# Goal
In the following material, identify every line holding the string "Commercial" and return it.

# Task data
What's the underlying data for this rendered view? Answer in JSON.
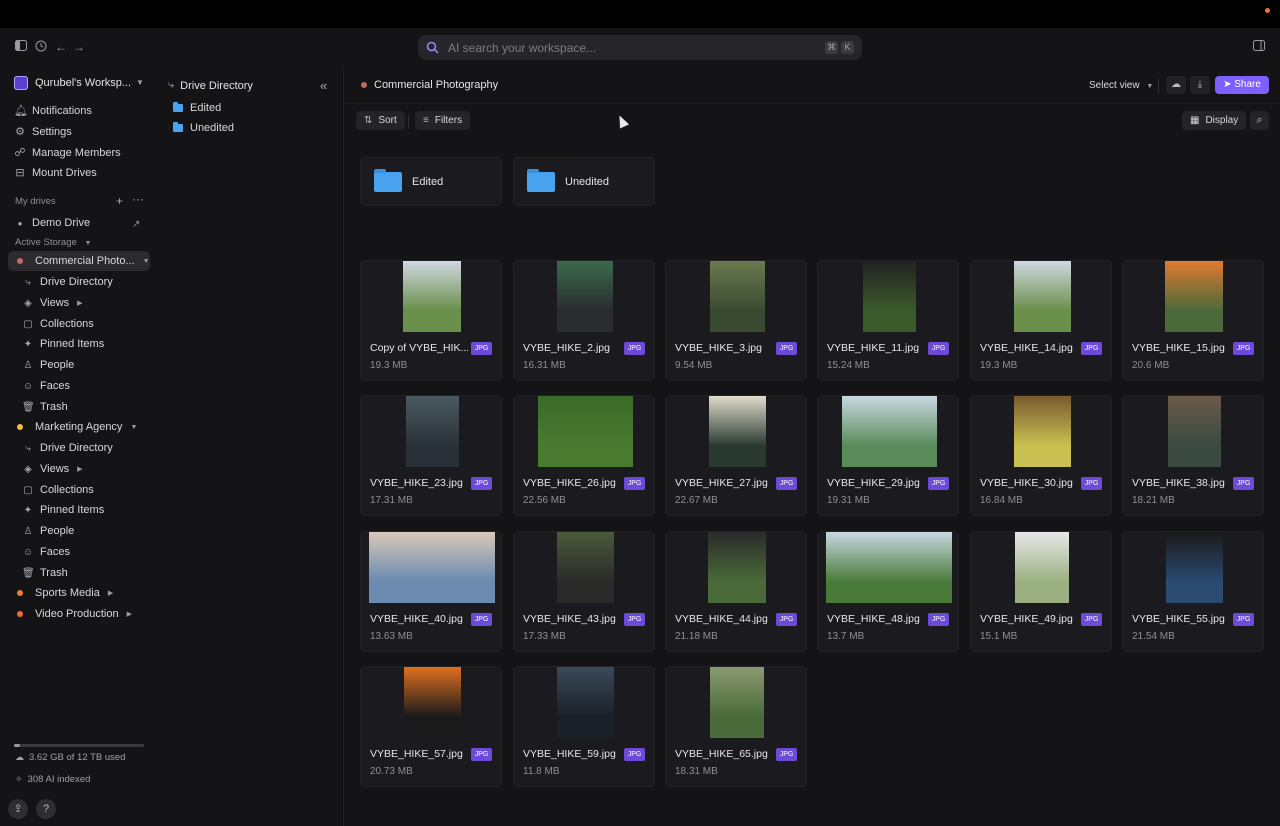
{
  "toolbar": {
    "search_placeholder": "AI search your workspace...",
    "shortcut_keys": [
      "⌘",
      "K"
    ]
  },
  "sidebar": {
    "workspace_name": "Qurubel's Worksp...",
    "nav": [
      {
        "label": "Notifications",
        "icon": "bell-icon"
      },
      {
        "label": "Settings",
        "icon": "gear-icon"
      },
      {
        "label": "Manage Members",
        "icon": "users-icon"
      },
      {
        "label": "Mount Drives",
        "icon": "drive-icon"
      }
    ],
    "my_drives_label": "My drives",
    "demo_drive_label": "Demo Drive",
    "active_storage_label": "Active Storage",
    "drives": [
      {
        "label": "Commercial Photo...",
        "color": "#c06a64"
      },
      {
        "label": "Marketing Agency",
        "color": "#f0c040"
      },
      {
        "label": "Sports Media",
        "color": "#f07a30"
      },
      {
        "label": "Video Production",
        "color": "#f06a40"
      }
    ],
    "drive_subitems": [
      "Drive Directory",
      "Views",
      "Collections",
      "Pinned Items",
      "People",
      "Faces",
      "Trash"
    ],
    "storage_text": "3.62 GB of 12 TB used",
    "storage_fraction": 0.0003,
    "ai_indexed_text": "308 AI indexed",
    "help_label": "?"
  },
  "directory": {
    "title": "Drive Directory",
    "items": [
      "Edited",
      "Unedited"
    ]
  },
  "main": {
    "breadcrumb": "Commercial Photography",
    "select_view": "Select view",
    "share_label": "Share",
    "sort_label": "Sort",
    "filters_label": "Filters",
    "display_label": "Display",
    "folders": [
      "Edited",
      "Unedited"
    ],
    "files": [
      {
        "name": "Copy of VYBE_HIK...",
        "size": "19.3 MB",
        "type": "JPG"
      },
      {
        "name": "VYBE_HIKE_2.jpg",
        "size": "16.31 MB",
        "type": "JPG"
      },
      {
        "name": "VYBE_HIKE_3.jpg",
        "size": "9.54 MB",
        "type": "JPG"
      },
      {
        "name": "VYBE_HIKE_11.jpg",
        "size": "15.24 MB",
        "type": "JPG"
      },
      {
        "name": "VYBE_HIKE_14.jpg",
        "size": "19.3 MB",
        "type": "JPG"
      },
      {
        "name": "VYBE_HIKE_15.jpg",
        "size": "20.6 MB",
        "type": "JPG"
      },
      {
        "name": "VYBE_HIKE_23.jpg",
        "size": "17.31 MB",
        "type": "JPG"
      },
      {
        "name": "VYBE_HIKE_26.jpg",
        "size": "22.56 MB",
        "type": "JPG"
      },
      {
        "name": "VYBE_HIKE_27.jpg",
        "size": "22.67 MB",
        "type": "JPG"
      },
      {
        "name": "VYBE_HIKE_29.jpg",
        "size": "19.31 MB",
        "type": "JPG"
      },
      {
        "name": "VYBE_HIKE_30.jpg",
        "size": "16.84 MB",
        "type": "JPG"
      },
      {
        "name": "VYBE_HIKE_38.jpg",
        "size": "18.21 MB",
        "type": "JPG"
      },
      {
        "name": "VYBE_HIKE_40.jpg",
        "size": "13.63 MB",
        "type": "JPG"
      },
      {
        "name": "VYBE_HIKE_43.jpg",
        "size": "17.33 MB",
        "type": "JPG"
      },
      {
        "name": "VYBE_HIKE_44.jpg",
        "size": "21.18 MB",
        "type": "JPG"
      },
      {
        "name": "VYBE_HIKE_48.jpg",
        "size": "13.7 MB",
        "type": "JPG"
      },
      {
        "name": "VYBE_HIKE_49.jpg",
        "size": "15.1 MB",
        "type": "JPG"
      },
      {
        "name": "VYBE_HIKE_55.jpg",
        "size": "21.54 MB",
        "type": "JPG"
      },
      {
        "name": "VYBE_HIKE_57.jpg",
        "size": "20.73 MB",
        "type": "JPG"
      },
      {
        "name": "VYBE_HIKE_59.jpg",
        "size": "11.8 MB",
        "type": "JPG"
      },
      {
        "name": "VYBE_HIKE_65.jpg",
        "size": "18.31 MB",
        "type": "JPG"
      }
    ]
  },
  "colors": {
    "accent": "#7e5fff",
    "folder": "#49a2ee",
    "badge": "#6b4bd8"
  }
}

# Task solution
        "label": "Commercial Photo...",
    "breadcrumb": "Commercial Photography",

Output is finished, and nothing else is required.